>>
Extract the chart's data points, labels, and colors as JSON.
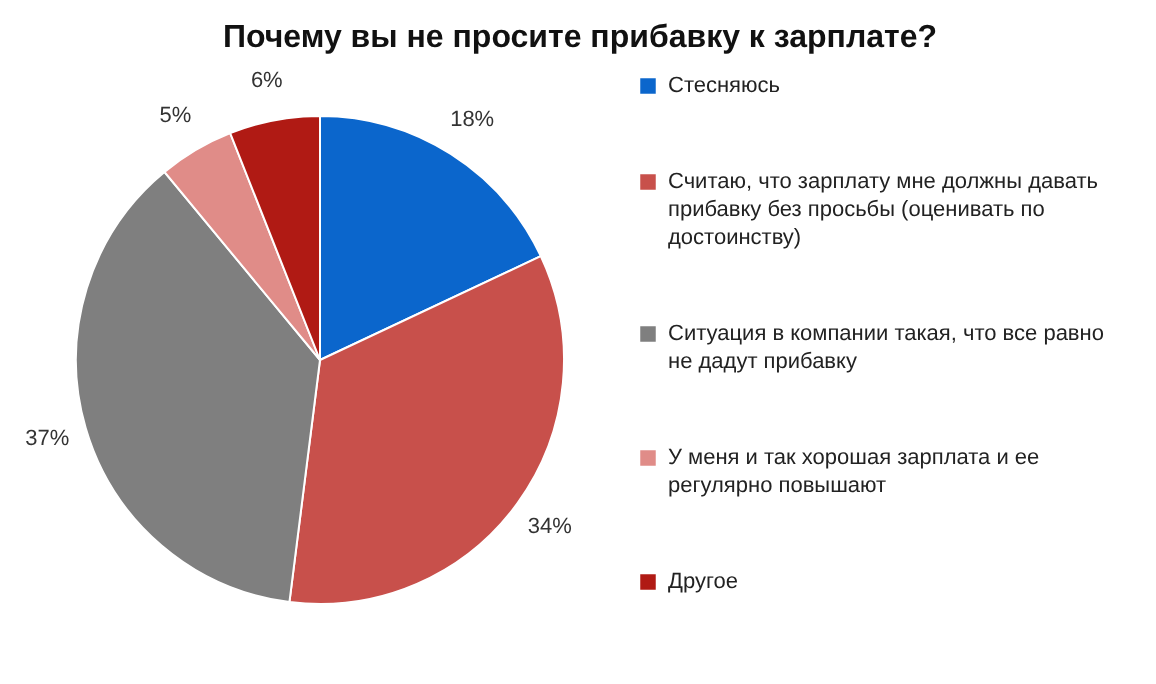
{
  "chart_data": {
    "type": "pie",
    "title": "Почему вы не просите прибавку к зарплате?",
    "categories": [
      "Стесняюсь",
      "Считаю, что зарплату мне должны давать прибавку без просьбы (оценивать по достоинству)",
      "Ситуация в компании такая, что все равно не дадут прибавку",
      "У меня и так хорошая зарплата и ее регулярно повышают",
      "Другое"
    ],
    "values": [
      18,
      34,
      37,
      5,
      6
    ],
    "value_labels": [
      "18%",
      "34%",
      "37%",
      "5%",
      "6%"
    ],
    "colors": [
      "#0b66cc",
      "#c8504b",
      "#7f7f7f",
      "#e08c88",
      "#b01a14"
    ],
    "legend": "right"
  }
}
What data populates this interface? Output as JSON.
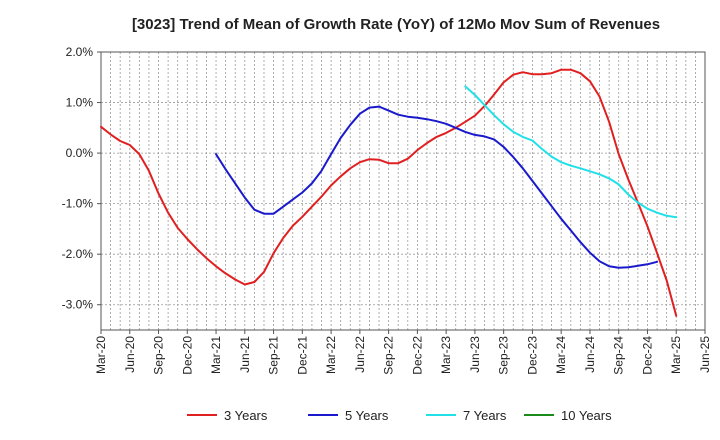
{
  "chart_data": {
    "type": "line",
    "title": "[3023]  Trend of Mean of Growth Rate (YoY) of 12Mo Mov Sum of Revenues",
    "xlabel": "",
    "ylabel": "",
    "ylim": [
      -3.5,
      2.0
    ],
    "y_ticks": [
      2.0,
      1.0,
      0.0,
      -1.0,
      -2.0,
      -3.0
    ],
    "y_tick_labels": [
      "2.0%",
      "1.0%",
      "0.0%",
      "-1.0%",
      "-2.0%",
      "-3.0%"
    ],
    "x_range": [
      0,
      63
    ],
    "x_ticks": [
      0,
      3,
      6,
      9,
      12,
      15,
      18,
      21,
      24,
      27,
      30,
      33,
      36,
      39,
      42,
      45,
      48,
      51,
      54,
      57,
      60,
      63
    ],
    "x_tick_labels": [
      "Mar-20",
      "Jun-20",
      "Sep-20",
      "Dec-20",
      "Mar-21",
      "Jun-21",
      "Sep-21",
      "Dec-21",
      "Mar-22",
      "Jun-22",
      "Sep-22",
      "Dec-22",
      "Mar-23",
      "Jun-23",
      "Sep-23",
      "Dec-23",
      "Mar-24",
      "Jun-24",
      "Sep-24",
      "Dec-24",
      "Mar-25",
      "Jun-25"
    ],
    "grid": true,
    "legend_position": "bottom",
    "series": [
      {
        "name": "3 Years",
        "color": "#e02020",
        "x_start": 0,
        "values": [
          0.52,
          0.37,
          0.24,
          0.16,
          -0.02,
          -0.35,
          -0.8,
          -1.18,
          -1.48,
          -1.7,
          -1.9,
          -2.08,
          -2.24,
          -2.38,
          -2.5,
          -2.6,
          -2.55,
          -2.35,
          -1.98,
          -1.68,
          -1.44,
          -1.26,
          -1.06,
          -0.86,
          -0.64,
          -0.46,
          -0.3,
          -0.18,
          -0.12,
          -0.13,
          -0.2,
          -0.2,
          -0.11,
          0.06,
          0.2,
          0.32,
          0.4,
          0.5,
          0.62,
          0.74,
          0.93,
          1.16,
          1.4,
          1.55,
          1.6,
          1.56,
          1.56,
          1.58,
          1.65,
          1.65,
          1.58,
          1.42,
          1.12,
          0.62,
          -0.02,
          -0.52,
          -0.98,
          -1.45,
          -1.98,
          -2.52,
          -3.22
        ]
      },
      {
        "name": "5 Years",
        "color": "#1a1acc",
        "x_start": 12,
        "values": [
          -0.02,
          -0.32,
          -0.6,
          -0.88,
          -1.12,
          -1.2,
          -1.2,
          -1.06,
          -0.92,
          -0.78,
          -0.6,
          -0.35,
          -0.02,
          0.3,
          0.56,
          0.78,
          0.9,
          0.92,
          0.84,
          0.76,
          0.72,
          0.7,
          0.67,
          0.63,
          0.58,
          0.5,
          0.42,
          0.36,
          0.33,
          0.27,
          0.12,
          -0.08,
          -0.3,
          -0.55,
          -0.8,
          -1.05,
          -1.3,
          -1.53,
          -1.76,
          -1.97,
          -2.14,
          -2.24,
          -2.27,
          -2.26,
          -2.23,
          -2.2,
          -2.15
        ]
      },
      {
        "name": "7 Years",
        "color": "#22e0e8",
        "x_start": 38,
        "values": [
          1.32,
          1.15,
          0.95,
          0.75,
          0.57,
          0.42,
          0.32,
          0.25,
          0.08,
          -0.07,
          -0.18,
          -0.25,
          -0.3,
          -0.36,
          -0.42,
          -0.5,
          -0.62,
          -0.82,
          -0.98,
          -1.1,
          -1.18,
          -1.24,
          -1.27
        ]
      },
      {
        "name": "10 Years",
        "color": "#1a8a1a",
        "x_start": 0,
        "values": []
      }
    ]
  }
}
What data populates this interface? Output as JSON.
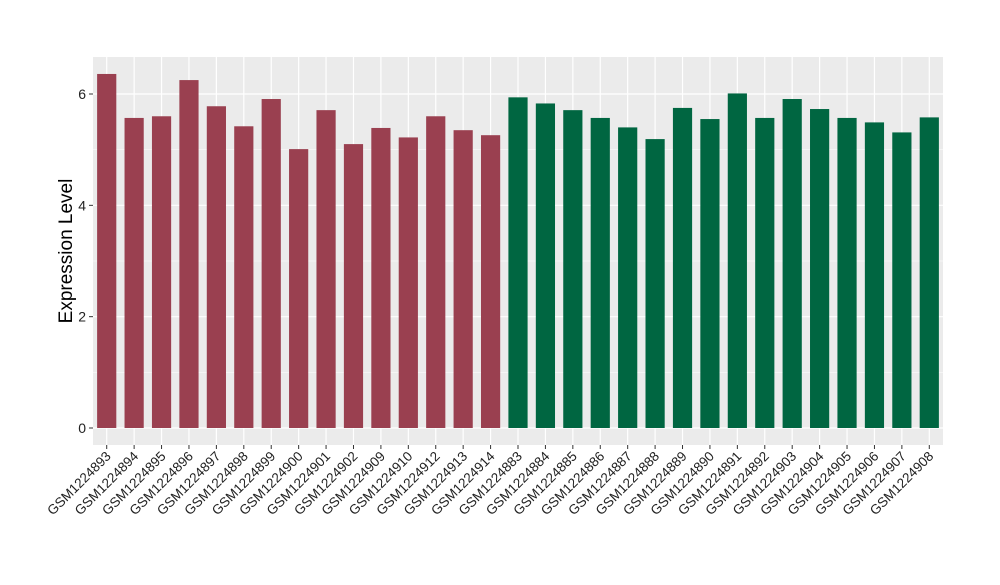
{
  "chart_data": {
    "type": "bar",
    "title": "",
    "xlabel": "",
    "ylabel": "Expression Level",
    "ylim": [
      -0.3,
      6.6
    ],
    "yticks": [
      0,
      2,
      4,
      6
    ],
    "grid": true,
    "legend": "none",
    "categories": [
      "GSM1224893",
      "GSM1224894",
      "GSM1224895",
      "GSM1224896",
      "GSM1224897",
      "GSM1224898",
      "GSM1224899",
      "GSM1224900",
      "GSM1224901",
      "GSM1224902",
      "GSM1224909",
      "GSM1224910",
      "GSM1224912",
      "GSM1224913",
      "GSM1224914",
      "GSM1224883",
      "GSM1224884",
      "GSM1224885",
      "GSM1224886",
      "GSM1224887",
      "GSM1224888",
      "GSM1224889",
      "GSM1224890",
      "GSM1224891",
      "GSM1224892",
      "GSM1224903",
      "GSM1224904",
      "GSM1224905",
      "GSM1224906",
      "GSM1224907",
      "GSM1224908"
    ],
    "values": [
      6.36,
      5.57,
      5.6,
      6.25,
      5.78,
      5.42,
      5.91,
      5.01,
      5.71,
      5.1,
      5.39,
      5.22,
      5.6,
      5.35,
      5.26,
      5.94,
      5.83,
      5.71,
      5.57,
      5.4,
      5.19,
      5.75,
      5.55,
      6.01,
      5.57,
      5.91,
      5.73,
      5.57,
      5.49,
      5.31,
      5.58
    ],
    "groups": [
      0,
      0,
      0,
      0,
      0,
      0,
      0,
      0,
      0,
      0,
      0,
      0,
      0,
      0,
      0,
      1,
      1,
      1,
      1,
      1,
      1,
      1,
      1,
      1,
      1,
      1,
      1,
      1,
      1,
      1,
      1
    ],
    "colors": [
      "#9A4050",
      "#006641"
    ]
  }
}
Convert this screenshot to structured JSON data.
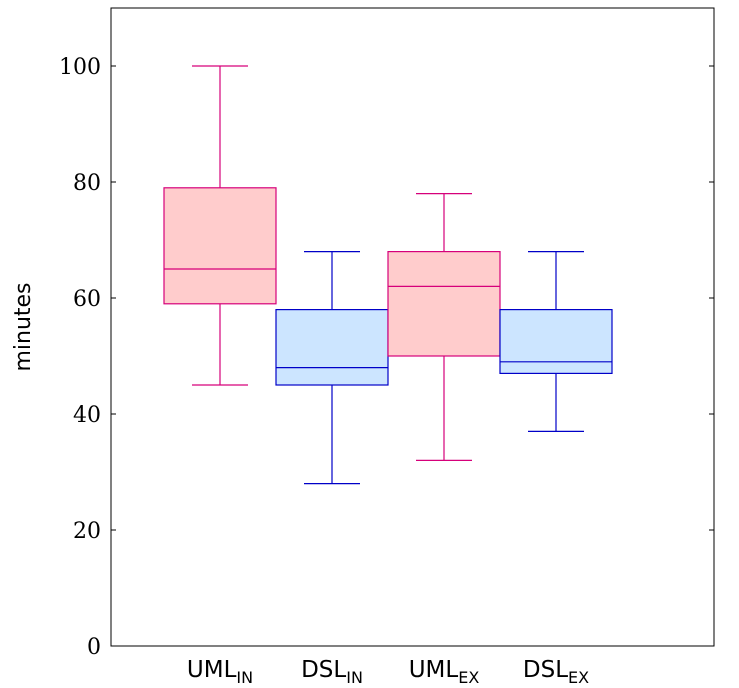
{
  "chart_data": {
    "type": "boxplot",
    "xlabel": "",
    "ylabel": "minutes",
    "ylim": [
      0,
      110
    ],
    "yticks": [
      0,
      20,
      40,
      60,
      80,
      100
    ],
    "grid": false,
    "categories": [
      {
        "base": "UML",
        "sub": "IN",
        "whisker_low": 45,
        "q1": 59,
        "median": 65,
        "q3": 79,
        "whisker_high": 100,
        "color": "#d6007a",
        "fill": "#ffcccc"
      },
      {
        "base": "DSL",
        "sub": "IN",
        "whisker_low": 28,
        "q1": 45,
        "median": 48,
        "q3": 58,
        "whisker_high": 68,
        "color": "#0000c8",
        "fill": "#cce5ff"
      },
      {
        "base": "UML",
        "sub": "EX",
        "whisker_low": 32,
        "q1": 50,
        "median": 62,
        "q3": 68,
        "whisker_high": 78,
        "color": "#d6007a",
        "fill": "#ffcccc"
      },
      {
        "base": "DSL",
        "sub": "EX",
        "whisker_low": 37,
        "q1": 47,
        "median": 49,
        "q3": 58,
        "whisker_high": 68,
        "color": "#0000c8",
        "fill": "#cce5ff"
      }
    ]
  }
}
<<
** THE REQUEST **
Go through the listing above and return every line where the word "JSON" occurs.

** THE COMPLETED TASK **
Extract the chart's data points, labels, and colors as JSON.
What data populates this interface? Output as JSON.
What data populates this interface? Output as JSON.
Convert this screenshot to structured JSON data.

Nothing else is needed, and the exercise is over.